_Problem requirements_
Which lines of the data contain the string "Elec"? Show each of them.

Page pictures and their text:
*** Block opens ***

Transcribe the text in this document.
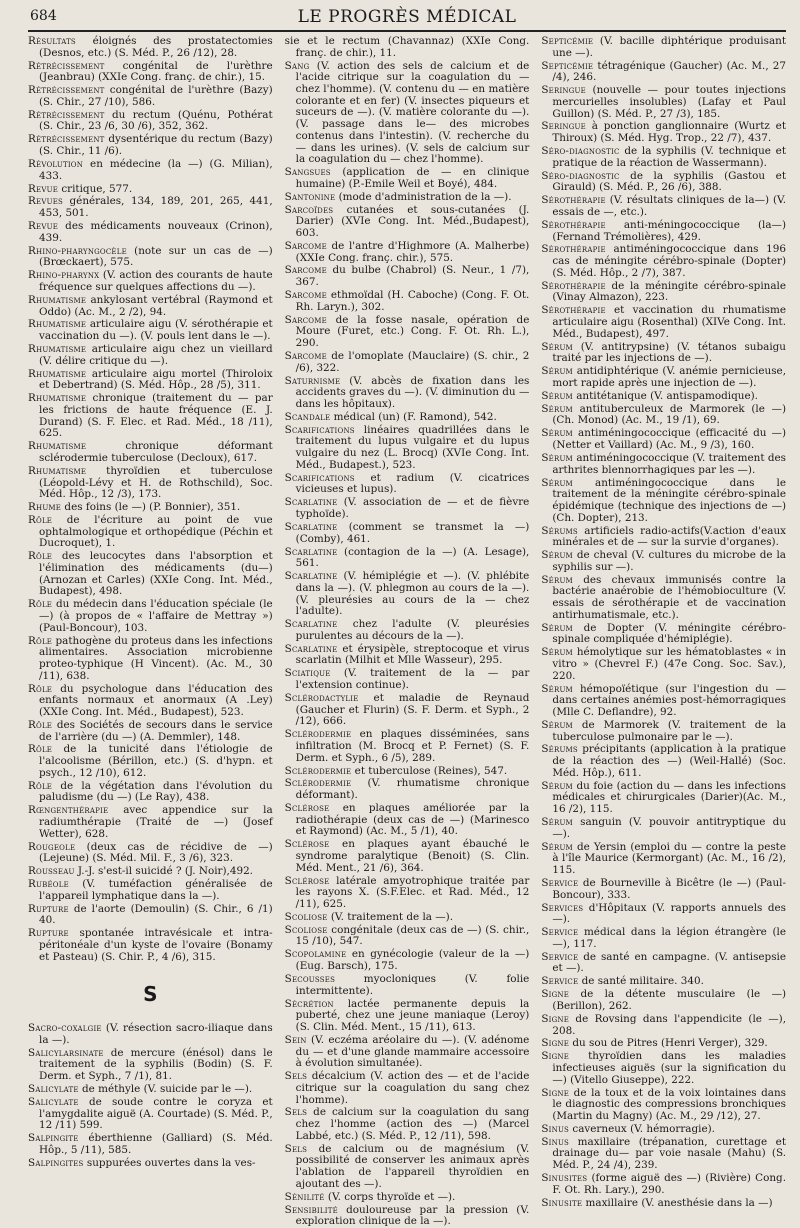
684	LE PROGRÈS MÉDICAL
Résultats éloignés des prostatectomies (Desnos, etc.) (S. Méd. P., 26 /12), 28.
Rétrécissement congénital de l'urèthre (Jeanbrau) (XXIe Cong. franç. de chir.), 15.
Rétrécissement congénital de l'urèthre (Bazy) (S. Chir., 27 /10), 586.
Rétrécissement du rectum (Quénu, Pothérat (S. Chir., 23 /6, 30 /6), 352, 362.
Rétrécissement dysentérique du rectum (Bazy) (S. Chir., 11 /6).
Révolution en médecine (la —) (G. Milian), 433.
Revue critique, 577.
Revues générales, 134, 189, 201, 265, 441, 453, 501.
Revue des médicaments nouveaux (Crinon), 439.
Rhino-pharyngocèle (note sur un cas de —) (Brœckaert), 575.
Rhino-pharynx (V. action des courants de haute fréquence sur quelques affections du —).
Rhumatisme ankylosant vertébral (Raymond et Oddo) (Ac. M., 2 /2), 94.
Rhumatisme articulaire aigu (V. sérothérapie et vaccination du —). (V. pouls lent dans le —).
Rhumatisme articulaire aigu chez un vieillard (V. délire critique du —).
Rhumatisme articulaire aigu mortel (Thiroloix et Debertrand) (S. Méd. Hôp., 28 /5), 311.
Rhumatisme chronique (traitement du — par les frictions de haute fréquence (E. J. Durand) (S. F. Elec. et Rad. Méd., 18 /11), 625.
Rhumatisme	chronique déformant sclérodermie tuberculose (Decloux), 617.
Rhumatisme thyroïdien et tuberculose (Léopold-Lévy et H. de Rothschild), Soc. Méd. Hôp., 12 /3), 173.
Rhume des foins (le —) (P. Bonnier), 351.
Rôle de l'écriture au point de vue ophtalmologique et orthopédique (Péchin et Ducroquet), 1.
Rôle des leucocytes dans l'absorption et l'élimination des médicaments (du—) (Arnozan et Carles) (XXIe Cong. Int. Méd., Budapest), 498.
Rôle du médecin dans l'éducation spéciale (le —) (à propos de « l'affaire de Mettray ») (Paul-Boncour), 103.
Rôle pathogène du proteus dans les infections alimentaires. Association microbienne proteo-typhique (H Vincent). (Ac. M., 30 /11), 638.
Rôle du psychologue dans l'éducation des enfants normaux et anormaux (A .Ley) (XXIe Cong. Int. Méd., Budapest), 523.
Rôle des Sociétés de secours dans le service de l'arrière (du —) (A. Demmler), 148.
Rôle de la tunicité dans l'étiologie de l'alcoolisme (Bérillon, etc.) (S. d'hypn. et psych., 12 /10), 612.
Rôle de la végétation dans l'évolution du paludisme (du —) (Le Ray), 438.
Rœngenthérapie avec appendice sur la radiumthérapie (Traité de —) (Josef Wetter), 628.
Rougeole (deux cas de récidive de —) (Lejeune) (S. Méd. Mil. F., 3 /6), 323.
Rousseau J.-J. s'est-il suicidé ? (J. Noir),492.
Rubéole (V. tuméfaction généralisée de l'appareil lymphatique dans la —).
Rupture de l'aorte (Demoulin) (S. Chir., 6 /1) 40.
Rupture spontanée intravésicale et intra-péritonéale d'un kyste de l'ovaire (Bonamy et Pasteau) (S. Chir. P., 4 /6), 315.
S
Sacro-coxalgie (V. résection sacro-iliaque dans la —).
Salicylarsinate de mercure (énésol) dans le traitement de la syphilis (Bodin) (S. F. Derm. et Syph., 7 /1), 81.
Salicylate de méthyle (V. suicide par le —).
Salicylate de soude contre le coryza et l'amygdalite aiguë (A. Courtade) (S. Méd. P., 12 /11) 599.
Salpingite éberthienne (Galliard) (S. Méd. Hôp., 5 /11), 585.
Salpingites suppurées ouvertes dans la ves-
sie et le rectum (Chavannaz) (XXIe Cong. franç. de chir.), 11.
Sang (V. action des sels de calcium et de l'acide citrique sur la coagulation du — chez l'homme). (V. contenu du — en matière colorante et en fer) (V. insectes piqueurs et suceurs de —). (V. matière colorante du —). (V. passage dans le— des microbes contenus dans l'intestin). (V. recherche du — dans les urines). (V. sels de calcium sur la coagulation du — chez l'homme).
Sangsues (application de — en clinique humaine) (P.-Emile Weil et Boyé), 484.
Santonine (mode d'administration de la —).
Sarcoïdes cutanées et sous-cutanées (J. Darier) (XVIe Cong. Int. Méd.,Budapest), 603.
Sarcome de l'antre d'Highmore (A. Malherbe) (XXIe Cong. franç. chir.), 575.
Sarcome du bulbe (Chabrol) (S. Neur., 1 /7), 367.
Sarcome ethmoïdal (H. Caboche) (Cong. F. Ot. Rh. Laryn.), 302.
Sarcome de la fosse nasale, opération de Moure (Furet, etc.) Cong. F. Ot. Rh. L.), 290.
Sarcome de l'omoplate (Mauclaire) (S. chir., 2 /6), 322.
Saturnisme (V. abcès de fixation dans les accidents graves du —). (V. diminution du — dans les hôpitaux).
Scandale médical (un) (F. Ramond), 542.
Scarifications linéaires quadrillées dans le traitement du lupus vulgaire et du lupus vulgaire du nez (L. Brocq) (XVIe Cong. Int. Méd., Budapest.), 523.
Scarifications et radium (V. cicatrices vicieuses et lupus).
Scarlatine (V. association de — et de fièvre typhoïde).
Scarlatine (comment se transmet la —) (Comby), 461.
Scarlatine (contagion de la —) (A. Lesage), 561.
Scarlatine (V. hémiplégie et —). (V. phlébite dans la —). (V. phlegmon au cours de la —). (V. pleurésies au cours de la — chez l'adulte).
Scarlatine chez l'adulte (V. pleurésies purulentes au décours de la —).
Scarlatine et érysipèle, streptocoque et virus scarlatin (Milhit et Mlle Wasseur), 295.
Sciatique (V. traitement de la — par l'extension continue).
Sclérodactylie et maladie de Reynaud (Gaucher et Flurin) (S. F. Derm. et Syph., 2 /12), 666.
Sclérodermie en plaques disséminées, sans infiltration (M. Brocq et P. Fernet) (S. F. Derm. et Syph., 6 /5), 289.
Sclérodermie et tuberculose (Reines), 547.
Sclérodermie (V. rhumatisme chronique déformant).
Sclérose en plaques améliorée par la radiothérapie (deux cas de —) (Marinesco et Raymond) (Ac. M., 5 /1), 40.
Sclérose en plaques ayant ébauché le syndrome paralytique (Benoit) (S. Clin. Méd. Ment., 21 /6), 364.
Sclérose latérale amyotrophique traitée par les rayons X. (S.F.Elec. et Rad. Méd., 12 /11), 625.
Scoliose (V. traitement de la —).
Scoliose congénitale (deux cas de —) (S. chir., 15 /10), 547.
Scopolamine en gynécologie (valeur de la —) (Eug. Barsch), 175.
Secousses	myocloniques (V. folie intermittente).
Sécrétion lactée permanente depuis la puberté, chez une jeune maniaque (Leroy) (S. Clin. Méd. Ment., 15 /11), 613.
Sein (V. eczéma aréolaire du —). (V. adénome du — et d'une glande mammaire accessoire à évolution simultanée).
Sels décalcium (V. action des — et de l'acide citrique sur la coagulation du sang chez l'homme).
Sels de calcium sur la coagulation du sang chez l'homme (action des —) (Marcel Labbé, etc.) (S. Méd. P., 12 /11), 598.
Sels de calcium ou de magnésium (V. possibilité de conserver les animaux après l'ablation de l'appareil thyroïdien en ajoutant des —).
Sénilité (V. corps thyroïde et —).
Sensibilité douloureuse par la pression (V. exploration clinique de la —).
Septicémie (V. bacille diphtérique produisant une —).
Septicémie tétragénique (Gaucher) (Ac. M., 27 /4), 246.
Seringue (nouvelle — pour toutes injections mercurielles insolubles) (Lafay et Paul Guillon) (S. Méd. P., 27 /3), 185.
Seringue à ponction ganglionnaire (Wurtz et Thiroux) (S. Méd. Hyg. Trop., 22 /7), 437.
Séro-diagnostic de la syphilis (V. technique et pratique de la réaction de Wassermann).
Séro-diagnostic de la syphilis (Gastou et Girauld) (S. Méd. P., 26 /6), 388.
Sérothérapie (V. résultats cliniques de la—) (V. essais de —, etc.).
Sérothérapie anti-méningococcique (la—) (Fernand Trémolières), 429.
Sérothérapie antiméningococcique dans 196 cas de méningite cérébro-spinale (Dopter) (S. Méd. Hôp., 2 /7), 387.
Sérothérapie de la méningite cérébro-spinale (Vinay Almazon), 223.
Sérothérapie et vaccination du rhumatisme articulaire aigu (Rosenthal) (XIVe Cong. Int. Méd., Budapest), 497.
Sérum (V. antitrypsine) (V. tétanos subaigu traité par les injections de —).
Sérum antidiphtérique (V. anémie pernicieuse, mort rapide après une injection de —).
Sérum antitétanique (V. antispamodique).
Sérum antituberculeux de Marmorek (le —) (Ch. Monod) (Ac. M., 19 /1), 69.
Sérum antiméningococcique (efficacité du —) (Netter et Vaillard) (Ac. M., 9 /3), 160.
Sérum antiméningococcique (V. traitement des arthrites blennorrhagiques par les —).
Sérum antiméningococcique dans le traitement de la méningite cérébro-spinale épidémique (technique des injections de —) (Ch. Dopter), 213.
Sérums artificiels radio-actifs(V.action d'eaux minérales et de — sur la survie d'organes).
Sérum de cheval (V. cultures du microbe de la syphilis sur —).
Sérum des chevaux immunisés contre la bactérie anaérobie de l'hémobioculture (V. essais de sérothérapie et de vaccination antirhumatismale, etc.).
Sérum de Dopter (V. méningite cérébro-spinale compliquée d'hémiplégie).
Sérum hémolytique sur les hématoblastes « in vitro » (Chevrel F.) (47e Cong. Soc. Sav.), 220.
Sérum hémopoïétique (sur l'ingestion du — dans certaines anémies post-hémorragiques (Mlle C. Deflandre), 92.
Sérum de Marmorek (V. traitement de la tuberculose pulmonaire par le —).
Sérums précipitants (application à la pratique de la réaction des —) (Weil-Hallé) (Soc. Méd. Hôp.), 611.
Sérum du foie (action du — dans les infections médicales et chirurgicales (Darier)(Ac. M., 16 /2), 115.
Sérum sanguin (V. pouvoir antitryptique du —).
Sérum de Yersin (emploi du — contre la peste à l'île Maurice (Kermorgant) (Ac. M., 16 /2), 115.
Service de Bourneville à Bicêtre (le —) (Paul-Boncour), 333.
Services d'Hôpitaux (V. rapports annuels des —).
Service médical dans la légion étrangère (le—), 117.
Service de santé en campagne. (V. antisepsie et —).
Service de santé militaire. 340.
Signe de la détente musculaire (le —) (Berillon), 262.
Signe de Rovsing dans l'appendicite (le —), 208.
Signe du sou de Pitres (Henri Verger), 329.
Signe thyroïdien dans les maladies infectieuses aiguës (sur la signification du —) (Vitello Giuseppe), 222.
Signe de la toux et de la voix lointaines dans le diagnostic des compressions bronchiques (Martin du Magny) (Ac. M., 29 /12), 27.
Sinus caverneux (V. hémorragie).
Sinus maxillaire (trépanation, curettage et drainage du— par voie nasale (Mahu) (S. Méd. P., 24 /4), 239.
Sinusites (forme aiguë des —) (Rivière) Cong. F. Ot. Rh. Lary.), 290.
Sinusite maxillaire (V. anesthésie dans la —)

*** Block closes ***

_Task output_
Rhumatisme chronique (traitement du — par les frictions de haute fréquence (E. J. Durand) (S. F. Elec. et Rad. Méd., 18 /11), 625.
Sclérose latérale amyotrophique traitée par les rayons X. (S.F.Elec. et Rad. Méd., 12 /11), 625.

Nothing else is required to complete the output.